══ Supplied records

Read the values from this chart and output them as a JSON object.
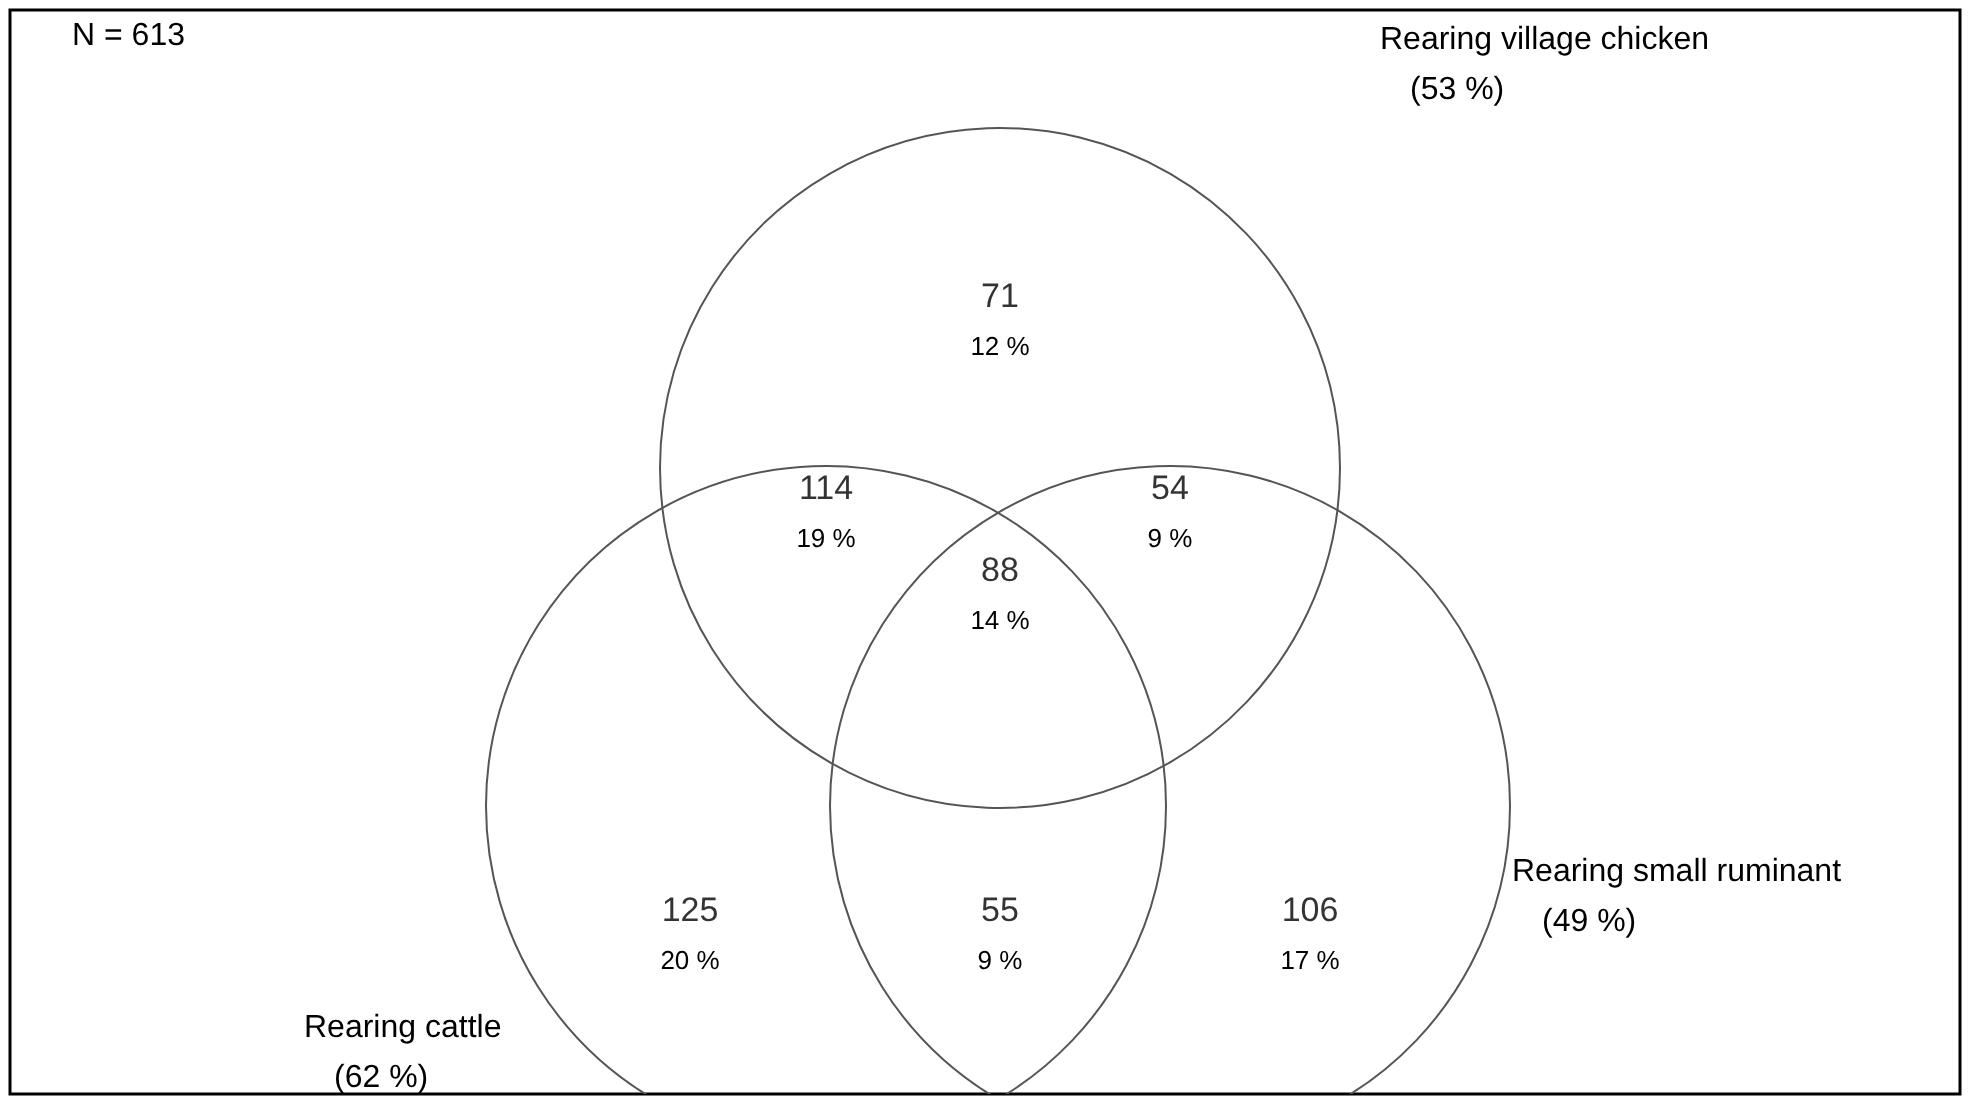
{
  "chart_data": {
    "type": "other",
    "categories": [
      null,
      null,
      null,
      null,
      null,
      null,
      null
    ],
    "values": [
      71,
      114,
      54,
      88,
      125,
      55,
      106
    ],
    "data_labels": true,
    "annotations": [
      "N = 613",
      "Rearing village chicken\n(53 %)",
      "Rearing small ruminant\n(49 %)",
      "Rearing cattle\n(62 %)",
      "12 %",
      "19 %",
      "9 %",
      "14 %",
      "20 %",
      "9 %",
      "17 %"
    ]
  }
}
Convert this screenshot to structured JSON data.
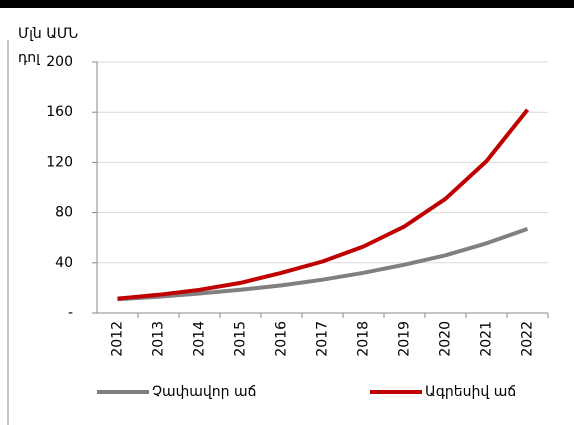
{
  "chart_data": {
    "type": "line",
    "y_label": [
      "Մլն ԱՄՆ",
      "դոլար"
    ],
    "categories": [
      "2012",
      "2013",
      "2014",
      "2015",
      "2016",
      "2017",
      "2018",
      "2019",
      "2020",
      "2021",
      "2022"
    ],
    "series": [
      {
        "name": "Չափավոր աճ",
        "color": "#808080",
        "values": [
          11,
          13,
          15.5,
          18.5,
          22,
          26.5,
          32,
          38.5,
          46,
          55.5,
          67
        ]
      },
      {
        "name": "Ագրեսիվ աճ",
        "color": "#c00000",
        "values": [
          11.5,
          14.5,
          18.5,
          24,
          32,
          41,
          53,
          69,
          91,
          121,
          162
        ]
      }
    ],
    "ylim": [
      0,
      200
    ],
    "yticks": [
      {
        "value": 0,
        "label": "-"
      },
      40,
      80,
      120,
      160,
      200
    ],
    "grid": true,
    "legend": "bottom"
  }
}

════

▸ Requirement: Reproduce the entries exactly. Do not carry over any picture.

▸ Correct output:
Read the values from this chart and output them as a JSON object.
{
  "chart_data": {
    "type": "other",
    "categories": [
      null,
      null,
      null,
      null,
      null,
      null,
      null
    ],
    "values": [
      71,
      114,
      54,
      88,
      125,
      55,
      106
    ],
    "data_labels": true,
    "annotations": [
      "N = 613",
      "Rearing village chicken\n(53 %)",
      "Rearing small ruminant\n(49 %)",
      "Rearing cattle\n(62 %)",
      "12 %",
      "19 %",
      "9 %",
      "14 %",
      "20 %",
      "9 %",
      "17 %"
    ]
  }
}
Convert this screenshot to structured JSON data.
{
  "chart_data": {
    "type": "line",
    "y_label": [
      "Մլն ԱՄՆ",
      "դոլար"
    ],
    "categories": [
      "2012",
      "2013",
      "2014",
      "2015",
      "2016",
      "2017",
      "2018",
      "2019",
      "2020",
      "2021",
      "2022"
    ],
    "series": [
      {
        "name": "Չափավոր աճ",
        "color": "#808080",
        "values": [
          11,
          13,
          15.5,
          18.5,
          22,
          26.5,
          32,
          38.5,
          46,
          55.5,
          67
        ]
      },
      {
        "name": "Ագրեսիվ աճ",
        "color": "#c00000",
        "values": [
          11.5,
          14.5,
          18.5,
          24,
          32,
          41,
          53,
          69,
          91,
          121,
          162
        ]
      }
    ],
    "ylim": [
      0,
      200
    ],
    "yticks": [
      {
        "value": 0,
        "label": "-"
      },
      40,
      80,
      120,
      160,
      200
    ],
    "grid": true,
    "legend": "bottom"
  }
}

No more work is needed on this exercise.